▶ _Exercise goal_: Select every line containing the word "Disposable" from the material, and copy those lines.

── Listed records

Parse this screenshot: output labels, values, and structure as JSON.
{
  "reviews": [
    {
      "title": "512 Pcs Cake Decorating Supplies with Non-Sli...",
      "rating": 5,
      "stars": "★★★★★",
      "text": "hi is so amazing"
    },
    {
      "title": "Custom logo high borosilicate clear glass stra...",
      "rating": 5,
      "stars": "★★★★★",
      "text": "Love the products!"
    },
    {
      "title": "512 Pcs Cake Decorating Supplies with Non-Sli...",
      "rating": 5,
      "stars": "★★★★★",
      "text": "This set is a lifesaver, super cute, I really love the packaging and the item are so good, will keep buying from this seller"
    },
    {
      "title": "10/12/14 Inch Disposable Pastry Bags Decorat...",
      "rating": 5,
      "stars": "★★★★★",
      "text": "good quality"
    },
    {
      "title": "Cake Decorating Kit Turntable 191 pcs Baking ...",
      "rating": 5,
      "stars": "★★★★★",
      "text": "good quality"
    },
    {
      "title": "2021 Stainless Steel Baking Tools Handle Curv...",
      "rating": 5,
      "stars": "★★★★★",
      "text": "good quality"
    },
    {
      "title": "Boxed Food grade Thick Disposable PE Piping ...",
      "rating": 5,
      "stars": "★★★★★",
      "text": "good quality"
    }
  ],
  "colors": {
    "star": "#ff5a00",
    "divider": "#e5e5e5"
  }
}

────

▶ _Result of the task_:
      "title": "10/12/14 Inch Disposable Pastry Bags Decorat...",
      "title": "Boxed Food grade Thick Disposable PE Piping ...",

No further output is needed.